WORK TO COMPLETE – Reproduce each line bearing the word "training".

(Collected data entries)
____________________
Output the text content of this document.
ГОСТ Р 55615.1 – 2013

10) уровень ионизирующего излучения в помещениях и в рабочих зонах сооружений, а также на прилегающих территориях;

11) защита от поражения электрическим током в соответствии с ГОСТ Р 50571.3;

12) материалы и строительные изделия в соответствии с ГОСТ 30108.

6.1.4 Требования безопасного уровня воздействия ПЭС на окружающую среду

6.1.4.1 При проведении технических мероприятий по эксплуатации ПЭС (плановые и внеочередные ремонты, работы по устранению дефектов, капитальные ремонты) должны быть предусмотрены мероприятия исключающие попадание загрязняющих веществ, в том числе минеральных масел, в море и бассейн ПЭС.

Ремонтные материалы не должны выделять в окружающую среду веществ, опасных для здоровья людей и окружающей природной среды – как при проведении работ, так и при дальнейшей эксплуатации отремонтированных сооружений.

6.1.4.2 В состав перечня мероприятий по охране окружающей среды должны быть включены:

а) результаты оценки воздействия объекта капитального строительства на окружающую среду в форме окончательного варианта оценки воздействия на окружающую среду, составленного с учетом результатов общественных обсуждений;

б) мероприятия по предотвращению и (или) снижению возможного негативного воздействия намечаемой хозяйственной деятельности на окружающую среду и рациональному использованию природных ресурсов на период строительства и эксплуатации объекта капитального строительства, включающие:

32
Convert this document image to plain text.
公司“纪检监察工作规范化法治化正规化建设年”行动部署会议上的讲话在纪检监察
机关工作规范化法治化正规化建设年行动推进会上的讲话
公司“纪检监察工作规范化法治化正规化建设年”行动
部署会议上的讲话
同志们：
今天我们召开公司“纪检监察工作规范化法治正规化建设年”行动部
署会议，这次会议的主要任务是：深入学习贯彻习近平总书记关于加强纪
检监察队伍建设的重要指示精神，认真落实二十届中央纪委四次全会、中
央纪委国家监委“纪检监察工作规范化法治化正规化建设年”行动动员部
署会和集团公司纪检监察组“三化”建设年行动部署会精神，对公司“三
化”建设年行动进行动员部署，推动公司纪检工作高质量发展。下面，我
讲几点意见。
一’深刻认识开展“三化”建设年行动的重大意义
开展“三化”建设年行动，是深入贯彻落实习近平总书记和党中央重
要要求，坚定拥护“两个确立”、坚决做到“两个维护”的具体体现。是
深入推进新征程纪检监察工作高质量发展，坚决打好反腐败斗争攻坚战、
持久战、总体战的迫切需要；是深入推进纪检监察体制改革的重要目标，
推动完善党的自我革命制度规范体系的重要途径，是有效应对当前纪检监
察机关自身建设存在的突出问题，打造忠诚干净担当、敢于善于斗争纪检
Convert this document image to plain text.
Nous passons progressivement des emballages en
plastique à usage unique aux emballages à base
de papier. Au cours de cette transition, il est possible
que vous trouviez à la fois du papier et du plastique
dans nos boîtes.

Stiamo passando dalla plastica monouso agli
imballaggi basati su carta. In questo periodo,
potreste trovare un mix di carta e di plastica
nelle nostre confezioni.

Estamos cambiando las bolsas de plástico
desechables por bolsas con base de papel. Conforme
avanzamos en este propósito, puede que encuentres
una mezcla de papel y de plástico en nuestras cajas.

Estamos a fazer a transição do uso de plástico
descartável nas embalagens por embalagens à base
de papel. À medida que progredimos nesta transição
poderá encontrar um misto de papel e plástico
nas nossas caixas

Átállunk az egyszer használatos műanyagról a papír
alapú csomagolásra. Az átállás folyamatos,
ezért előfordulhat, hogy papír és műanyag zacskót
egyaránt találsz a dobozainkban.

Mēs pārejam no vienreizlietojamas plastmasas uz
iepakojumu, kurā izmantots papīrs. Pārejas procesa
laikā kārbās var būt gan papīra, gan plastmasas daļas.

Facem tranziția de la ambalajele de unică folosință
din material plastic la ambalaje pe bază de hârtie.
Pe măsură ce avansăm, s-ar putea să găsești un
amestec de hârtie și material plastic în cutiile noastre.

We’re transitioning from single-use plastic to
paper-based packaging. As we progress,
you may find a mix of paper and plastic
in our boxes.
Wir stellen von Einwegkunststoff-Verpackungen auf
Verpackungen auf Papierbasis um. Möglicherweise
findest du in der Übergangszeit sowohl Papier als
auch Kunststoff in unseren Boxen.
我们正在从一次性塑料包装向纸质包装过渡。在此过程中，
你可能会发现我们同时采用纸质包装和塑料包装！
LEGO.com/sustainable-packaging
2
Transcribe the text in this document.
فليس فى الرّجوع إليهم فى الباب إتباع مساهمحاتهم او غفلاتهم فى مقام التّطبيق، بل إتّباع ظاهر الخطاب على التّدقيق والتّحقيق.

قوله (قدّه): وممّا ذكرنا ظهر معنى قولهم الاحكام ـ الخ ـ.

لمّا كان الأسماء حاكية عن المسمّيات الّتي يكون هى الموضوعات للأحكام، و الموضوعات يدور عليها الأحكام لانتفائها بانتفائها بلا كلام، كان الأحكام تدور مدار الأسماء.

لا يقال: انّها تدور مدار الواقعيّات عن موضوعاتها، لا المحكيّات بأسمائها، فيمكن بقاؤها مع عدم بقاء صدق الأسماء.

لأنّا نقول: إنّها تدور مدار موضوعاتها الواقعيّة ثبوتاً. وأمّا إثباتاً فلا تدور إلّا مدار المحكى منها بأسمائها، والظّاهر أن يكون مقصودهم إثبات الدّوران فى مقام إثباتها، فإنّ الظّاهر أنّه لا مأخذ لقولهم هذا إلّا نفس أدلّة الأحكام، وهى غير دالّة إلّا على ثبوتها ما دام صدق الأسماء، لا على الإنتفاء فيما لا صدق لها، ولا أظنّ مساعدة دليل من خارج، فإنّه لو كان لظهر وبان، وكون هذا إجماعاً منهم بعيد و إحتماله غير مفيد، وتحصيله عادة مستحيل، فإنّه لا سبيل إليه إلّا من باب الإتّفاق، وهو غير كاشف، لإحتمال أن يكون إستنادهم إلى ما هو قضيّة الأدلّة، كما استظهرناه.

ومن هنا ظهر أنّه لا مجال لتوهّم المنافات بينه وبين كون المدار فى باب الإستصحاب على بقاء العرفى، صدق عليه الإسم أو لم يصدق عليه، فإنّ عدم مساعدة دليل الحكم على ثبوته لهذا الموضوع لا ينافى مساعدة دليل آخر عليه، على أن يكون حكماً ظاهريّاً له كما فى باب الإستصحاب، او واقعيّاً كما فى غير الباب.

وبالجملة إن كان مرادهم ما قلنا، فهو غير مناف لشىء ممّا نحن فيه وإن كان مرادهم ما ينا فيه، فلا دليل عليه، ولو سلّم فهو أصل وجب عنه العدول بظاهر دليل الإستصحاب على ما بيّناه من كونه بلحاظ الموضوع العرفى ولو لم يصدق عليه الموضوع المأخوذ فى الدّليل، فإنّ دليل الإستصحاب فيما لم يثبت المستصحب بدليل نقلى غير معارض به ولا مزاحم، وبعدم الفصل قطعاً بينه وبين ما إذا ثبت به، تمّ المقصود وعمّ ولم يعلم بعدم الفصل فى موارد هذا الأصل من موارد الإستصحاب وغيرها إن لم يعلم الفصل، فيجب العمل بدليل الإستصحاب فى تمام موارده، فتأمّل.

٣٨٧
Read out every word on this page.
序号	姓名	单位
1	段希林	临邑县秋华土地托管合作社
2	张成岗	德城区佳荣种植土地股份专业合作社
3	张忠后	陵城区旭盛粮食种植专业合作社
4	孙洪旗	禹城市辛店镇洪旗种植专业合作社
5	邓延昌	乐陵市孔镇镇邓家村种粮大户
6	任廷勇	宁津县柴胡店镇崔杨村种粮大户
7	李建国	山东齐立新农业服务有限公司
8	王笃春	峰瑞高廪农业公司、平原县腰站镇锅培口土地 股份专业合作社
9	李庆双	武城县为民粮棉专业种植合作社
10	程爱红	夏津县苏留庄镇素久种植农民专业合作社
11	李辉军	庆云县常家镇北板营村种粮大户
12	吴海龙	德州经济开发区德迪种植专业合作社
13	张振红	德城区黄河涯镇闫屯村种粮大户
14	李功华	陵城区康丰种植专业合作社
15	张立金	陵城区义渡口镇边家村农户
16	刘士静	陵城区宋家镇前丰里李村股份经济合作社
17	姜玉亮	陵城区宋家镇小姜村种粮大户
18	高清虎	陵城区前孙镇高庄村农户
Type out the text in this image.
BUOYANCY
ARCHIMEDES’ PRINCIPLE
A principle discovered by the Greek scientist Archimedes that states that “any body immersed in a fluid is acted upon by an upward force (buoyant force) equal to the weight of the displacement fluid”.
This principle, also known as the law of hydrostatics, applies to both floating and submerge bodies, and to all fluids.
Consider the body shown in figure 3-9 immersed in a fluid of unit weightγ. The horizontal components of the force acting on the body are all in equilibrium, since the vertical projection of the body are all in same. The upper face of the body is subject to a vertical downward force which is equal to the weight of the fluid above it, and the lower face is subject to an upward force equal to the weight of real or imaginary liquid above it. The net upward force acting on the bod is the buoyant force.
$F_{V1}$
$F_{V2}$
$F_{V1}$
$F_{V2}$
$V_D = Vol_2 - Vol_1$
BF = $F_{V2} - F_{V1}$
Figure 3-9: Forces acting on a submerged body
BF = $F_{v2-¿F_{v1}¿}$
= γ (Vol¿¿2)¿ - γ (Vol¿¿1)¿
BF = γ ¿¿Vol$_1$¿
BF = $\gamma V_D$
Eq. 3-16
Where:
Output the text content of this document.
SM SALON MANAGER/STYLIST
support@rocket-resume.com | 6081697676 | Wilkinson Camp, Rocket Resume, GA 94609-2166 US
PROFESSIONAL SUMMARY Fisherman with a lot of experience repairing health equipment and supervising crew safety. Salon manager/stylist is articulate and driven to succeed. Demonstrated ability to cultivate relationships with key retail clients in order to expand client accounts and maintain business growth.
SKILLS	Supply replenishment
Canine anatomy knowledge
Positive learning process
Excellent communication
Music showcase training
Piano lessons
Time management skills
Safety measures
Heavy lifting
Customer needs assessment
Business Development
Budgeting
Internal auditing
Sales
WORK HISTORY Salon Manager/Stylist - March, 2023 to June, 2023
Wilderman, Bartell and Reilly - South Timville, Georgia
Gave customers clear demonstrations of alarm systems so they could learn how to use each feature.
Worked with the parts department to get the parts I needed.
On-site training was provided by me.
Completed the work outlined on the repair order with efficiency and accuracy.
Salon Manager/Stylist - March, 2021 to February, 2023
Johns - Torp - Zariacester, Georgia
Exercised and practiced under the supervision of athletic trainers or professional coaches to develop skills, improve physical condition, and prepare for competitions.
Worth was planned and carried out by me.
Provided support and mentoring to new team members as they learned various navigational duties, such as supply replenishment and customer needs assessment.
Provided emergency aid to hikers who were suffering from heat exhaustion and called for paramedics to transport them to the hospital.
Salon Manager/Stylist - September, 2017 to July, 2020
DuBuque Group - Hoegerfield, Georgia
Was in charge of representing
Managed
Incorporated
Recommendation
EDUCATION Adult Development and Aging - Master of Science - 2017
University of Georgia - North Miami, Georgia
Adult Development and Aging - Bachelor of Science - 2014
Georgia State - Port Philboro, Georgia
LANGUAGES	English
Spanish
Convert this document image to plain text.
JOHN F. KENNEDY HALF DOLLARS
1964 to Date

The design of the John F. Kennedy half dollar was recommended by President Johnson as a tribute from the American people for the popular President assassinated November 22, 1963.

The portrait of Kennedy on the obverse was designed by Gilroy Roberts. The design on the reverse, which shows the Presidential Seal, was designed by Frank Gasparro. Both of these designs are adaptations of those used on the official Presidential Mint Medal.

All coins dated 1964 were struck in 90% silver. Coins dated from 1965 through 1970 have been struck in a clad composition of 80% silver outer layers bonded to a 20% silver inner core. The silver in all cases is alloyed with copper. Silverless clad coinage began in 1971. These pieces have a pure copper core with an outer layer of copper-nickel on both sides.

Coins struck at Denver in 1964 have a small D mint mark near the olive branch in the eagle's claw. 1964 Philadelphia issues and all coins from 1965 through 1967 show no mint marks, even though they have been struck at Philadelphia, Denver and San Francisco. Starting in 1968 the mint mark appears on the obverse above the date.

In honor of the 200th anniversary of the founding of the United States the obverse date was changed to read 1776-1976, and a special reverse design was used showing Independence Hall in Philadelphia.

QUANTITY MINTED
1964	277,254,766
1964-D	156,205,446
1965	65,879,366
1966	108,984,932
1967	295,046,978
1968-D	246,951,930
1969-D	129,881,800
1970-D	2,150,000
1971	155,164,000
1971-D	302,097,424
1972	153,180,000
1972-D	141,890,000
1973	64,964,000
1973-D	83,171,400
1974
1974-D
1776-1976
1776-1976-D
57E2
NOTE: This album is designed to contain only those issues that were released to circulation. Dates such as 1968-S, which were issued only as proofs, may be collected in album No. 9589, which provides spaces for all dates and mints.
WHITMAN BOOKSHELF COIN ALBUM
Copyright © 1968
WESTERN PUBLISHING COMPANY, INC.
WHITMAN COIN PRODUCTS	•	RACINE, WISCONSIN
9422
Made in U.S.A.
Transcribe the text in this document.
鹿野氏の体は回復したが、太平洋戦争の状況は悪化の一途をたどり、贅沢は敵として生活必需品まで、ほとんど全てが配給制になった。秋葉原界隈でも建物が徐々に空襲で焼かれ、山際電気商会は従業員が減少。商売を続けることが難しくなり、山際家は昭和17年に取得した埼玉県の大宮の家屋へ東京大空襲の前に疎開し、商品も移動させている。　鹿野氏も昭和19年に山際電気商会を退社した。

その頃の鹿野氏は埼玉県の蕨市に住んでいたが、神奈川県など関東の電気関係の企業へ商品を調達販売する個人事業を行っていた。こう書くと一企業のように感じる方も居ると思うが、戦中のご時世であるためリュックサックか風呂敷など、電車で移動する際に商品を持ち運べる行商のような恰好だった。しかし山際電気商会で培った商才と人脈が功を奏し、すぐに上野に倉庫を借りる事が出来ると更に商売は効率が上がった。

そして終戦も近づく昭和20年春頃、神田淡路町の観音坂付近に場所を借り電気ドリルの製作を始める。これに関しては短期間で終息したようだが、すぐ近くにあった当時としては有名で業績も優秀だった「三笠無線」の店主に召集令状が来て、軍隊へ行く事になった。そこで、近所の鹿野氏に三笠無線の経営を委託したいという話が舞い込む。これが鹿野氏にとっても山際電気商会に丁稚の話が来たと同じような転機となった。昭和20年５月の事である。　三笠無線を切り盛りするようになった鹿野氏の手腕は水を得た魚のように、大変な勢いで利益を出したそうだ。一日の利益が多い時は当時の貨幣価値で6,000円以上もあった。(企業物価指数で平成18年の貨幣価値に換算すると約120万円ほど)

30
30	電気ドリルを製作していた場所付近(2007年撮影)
____________________
SOLUTION TO THE EXERCISE –
Music showcase training
On-site training was provided by me.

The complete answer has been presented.